> What to do
Your task is to write out the complete listing exactly as it is shown.

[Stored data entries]
------------------------------------------------
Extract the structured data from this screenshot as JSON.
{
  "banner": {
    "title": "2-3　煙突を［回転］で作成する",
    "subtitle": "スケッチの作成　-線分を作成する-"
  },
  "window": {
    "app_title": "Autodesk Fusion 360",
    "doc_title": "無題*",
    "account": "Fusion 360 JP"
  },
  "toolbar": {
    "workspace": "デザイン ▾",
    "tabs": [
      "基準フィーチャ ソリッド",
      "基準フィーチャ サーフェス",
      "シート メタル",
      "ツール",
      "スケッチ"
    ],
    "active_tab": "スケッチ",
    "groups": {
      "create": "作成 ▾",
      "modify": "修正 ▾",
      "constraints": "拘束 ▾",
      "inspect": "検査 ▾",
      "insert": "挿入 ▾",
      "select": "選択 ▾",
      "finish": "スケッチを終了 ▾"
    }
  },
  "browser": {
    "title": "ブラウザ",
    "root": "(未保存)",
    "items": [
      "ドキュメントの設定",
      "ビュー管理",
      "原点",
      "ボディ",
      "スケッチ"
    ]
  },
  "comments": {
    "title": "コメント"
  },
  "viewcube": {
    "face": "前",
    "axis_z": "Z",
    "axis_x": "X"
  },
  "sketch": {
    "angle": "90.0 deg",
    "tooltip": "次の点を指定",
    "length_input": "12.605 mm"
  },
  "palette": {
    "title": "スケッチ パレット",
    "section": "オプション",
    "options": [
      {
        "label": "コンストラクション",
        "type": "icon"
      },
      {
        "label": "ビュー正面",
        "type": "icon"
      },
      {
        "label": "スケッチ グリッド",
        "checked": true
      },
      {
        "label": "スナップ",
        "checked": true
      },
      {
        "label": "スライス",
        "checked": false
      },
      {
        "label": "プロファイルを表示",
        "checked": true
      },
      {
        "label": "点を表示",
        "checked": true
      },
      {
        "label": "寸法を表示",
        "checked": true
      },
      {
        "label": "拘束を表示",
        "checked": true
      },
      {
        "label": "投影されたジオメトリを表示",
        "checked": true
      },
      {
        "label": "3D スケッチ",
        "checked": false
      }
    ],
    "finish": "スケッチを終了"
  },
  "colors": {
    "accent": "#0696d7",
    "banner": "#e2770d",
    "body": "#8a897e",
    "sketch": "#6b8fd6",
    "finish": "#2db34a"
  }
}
------------------------------------------------
> Expected answer
Extract the structured data from this screenshot as JSON.
{
  "banner": {
    "title": "2-3　煙突を［回転］で作成する",
    "subtitle": "スケッチの作成　-線分を作成する-"
  },
  "window": {
    "app_title": "Autodesk Fusion 360",
    "doc_title": "無題*",
    "account": "Fusion 360 JP"
  },
  "toolbar": {
    "workspace": "デザイン ▾",
    "tabs": [
      "基準フィーチャ ソリッド",
      "基準フィーチャ サーフェス",
      "シート メタル",
      "ツール",
      "スケッチ"
    ],
    "active_tab": "スケッチ",
    "groups": {
      "create": "作成 ▾",
      "modify": "修正 ▾",
      "constraints": "拘束 ▾",
      "inspect": "検査 ▾",
      "insert": "挿入 ▾",
      "select": "選択 ▾",
      "finish": "スケッチを終了 ▾"
    }
  },
  "browser": {
    "title": "ブラウザ",
    "root": "(未保存)",
    "items": [
      "ドキュメントの設定",
      "ビュー管理",
      "原点",
      "ボディ",
      "スケッチ"
    ]
  },
  "comments": {
    "title": "コメント"
  },
  "viewcube": {
    "face": "前",
    "axis_z": "Z",
    "axis_x": "X"
  },
  "sketch": {
    "angle": "90.0 deg",
    "tooltip": "次の点を指定",
    "length_input": "12.605 mm"
  },
  "palette": {
    "title": "スケッチ パレット",
    "section": "オプション",
    "options": [
      {
        "label": "コンストラクション",
        "type": "icon"
      },
      {
        "label": "ビュー正面",
        "type": "icon"
      },
      {
        "label": "スケッチ グリッド",
        "checked": true
      },
      {
        "label": "スナップ",
        "checked": true
      },
      {
        "label": "スライス",
        "checked": false
      },
      {
        "label": "プロファイルを表示",
        "checked": true
      },
      {
        "label": "点を表示",
        "checked": true
      },
      {
        "label": "寸法を表示",
        "checked": true
      },
      {
        "label": "拘束を表示",
        "checked": true
      },
      {
        "label": "投影されたジオメトリを表示",
        "checked": true
      },
      {
        "label": "3D スケッチ",
        "checked": false
      }
    ],
    "finish": "スケッチを終了"
  },
  "colors": {
    "accent": "#0696d7",
    "banner": "#e2770d",
    "body": "#8a897e",
    "sketch": "#6b8fd6",
    "finish": "#2db34a"
  }
}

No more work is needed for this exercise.